__WORK TO COMPLETE__.
Reproduce the complete listing without any deviation.

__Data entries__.
________________________

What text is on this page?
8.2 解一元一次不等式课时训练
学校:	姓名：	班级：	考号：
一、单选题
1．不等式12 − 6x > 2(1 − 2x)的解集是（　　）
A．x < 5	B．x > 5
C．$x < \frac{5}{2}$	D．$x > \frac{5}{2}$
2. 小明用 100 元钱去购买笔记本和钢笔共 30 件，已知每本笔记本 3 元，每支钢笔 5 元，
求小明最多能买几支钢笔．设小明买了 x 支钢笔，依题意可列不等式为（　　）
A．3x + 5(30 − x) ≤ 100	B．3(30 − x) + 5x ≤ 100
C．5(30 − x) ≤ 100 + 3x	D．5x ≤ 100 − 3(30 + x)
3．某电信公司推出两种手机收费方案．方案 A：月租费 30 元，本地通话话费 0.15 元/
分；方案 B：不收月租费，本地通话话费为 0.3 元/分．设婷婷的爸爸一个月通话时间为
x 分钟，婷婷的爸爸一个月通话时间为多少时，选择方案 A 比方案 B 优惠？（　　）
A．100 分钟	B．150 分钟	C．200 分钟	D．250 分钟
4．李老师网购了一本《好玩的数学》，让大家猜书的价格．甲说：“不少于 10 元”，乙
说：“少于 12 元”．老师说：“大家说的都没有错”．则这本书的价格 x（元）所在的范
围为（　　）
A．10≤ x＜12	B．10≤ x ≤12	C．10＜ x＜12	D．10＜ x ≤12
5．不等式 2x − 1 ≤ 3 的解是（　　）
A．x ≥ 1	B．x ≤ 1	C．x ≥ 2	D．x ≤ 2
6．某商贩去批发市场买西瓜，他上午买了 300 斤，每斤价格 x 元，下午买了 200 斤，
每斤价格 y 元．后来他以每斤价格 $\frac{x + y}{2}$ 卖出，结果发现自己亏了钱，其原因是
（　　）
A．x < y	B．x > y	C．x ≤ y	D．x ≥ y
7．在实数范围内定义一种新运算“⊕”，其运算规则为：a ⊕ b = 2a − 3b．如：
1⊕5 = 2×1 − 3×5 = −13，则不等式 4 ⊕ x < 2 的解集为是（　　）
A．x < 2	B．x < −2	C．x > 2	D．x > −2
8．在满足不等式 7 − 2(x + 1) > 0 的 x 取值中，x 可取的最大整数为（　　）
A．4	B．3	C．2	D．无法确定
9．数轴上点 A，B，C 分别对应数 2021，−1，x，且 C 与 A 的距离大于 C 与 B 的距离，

________________________

__FINISHED ANSWER__.
What text is on this page?
8.2 解一元一次不等式课时训练
学校:	姓名：	班级：	考号：
一、单选题
1．不等式12 − 6x > 2(1 − 2x)的解集是（　　）
A．x < 5	B．x > 5
C．$x < \frac{5}{2}$	D．$x > \frac{5}{2}$
2. 小明用 100 元钱去购买笔记本和钢笔共 30 件，已知每本笔记本 3 元，每支钢笔 5 元，
求小明最多能买几支钢笔．设小明买了 x 支钢笔，依题意可列不等式为（　　）
A．3x + 5(30 − x) ≤ 100	B．3(30 − x) + 5x ≤ 100
C．5(30 − x) ≤ 100 + 3x	D．5x ≤ 100 − 3(30 + x)
3．某电信公司推出两种手机收费方案．方案 A：月租费 30 元，本地通话话费 0.15 元/
分；方案 B：不收月租费，本地通话话费为 0.3 元/分．设婷婷的爸爸一个月通话时间为
x 分钟，婷婷的爸爸一个月通话时间为多少时，选择方案 A 比方案 B 优惠？（　　）
A．100 分钟	B．150 分钟	C．200 分钟	D．250 分钟
4．李老师网购了一本《好玩的数学》，让大家猜书的价格．甲说：“不少于 10 元”，乙
说：“少于 12 元”．老师说：“大家说的都没有错”．则这本书的价格 x（元）所在的范
围为（　　）
A．10≤ x＜12	B．10≤ x ≤12	C．10＜ x＜12	D．10＜ x ≤12
5．不等式 2x − 1 ≤ 3 的解是（　　）
A．x ≥ 1	B．x ≤ 1	C．x ≥ 2	D．x ≤ 2
6．某商贩去批发市场买西瓜，他上午买了 300 斤，每斤价格 x 元，下午买了 200 斤，
每斤价格 y 元．后来他以每斤价格 $\frac{x + y}{2}$ 卖出，结果发现自己亏了钱，其原因是
（　　）
A．x < y	B．x > y	C．x ≤ y	D．x ≥ y
7．在实数范围内定义一种新运算“⊕”，其运算规则为：a ⊕ b = 2a − 3b．如：
1⊕5 = 2×1 − 3×5 = −13，则不等式 4 ⊕ x < 2 的解集为是（　　）
A．x < 2	B．x < −2	C．x > 2	D．x > −2
8．在满足不等式 7 − 2(x + 1) > 0 的 x 取值中，x 可取的最大整数为（　　）
A．4	B．3	C．2	D．无法确定
9．数轴上点 A，B，C 分别对应数 2021，−1，x，且 C 与 A 的距离大于 C 与 B 的距离，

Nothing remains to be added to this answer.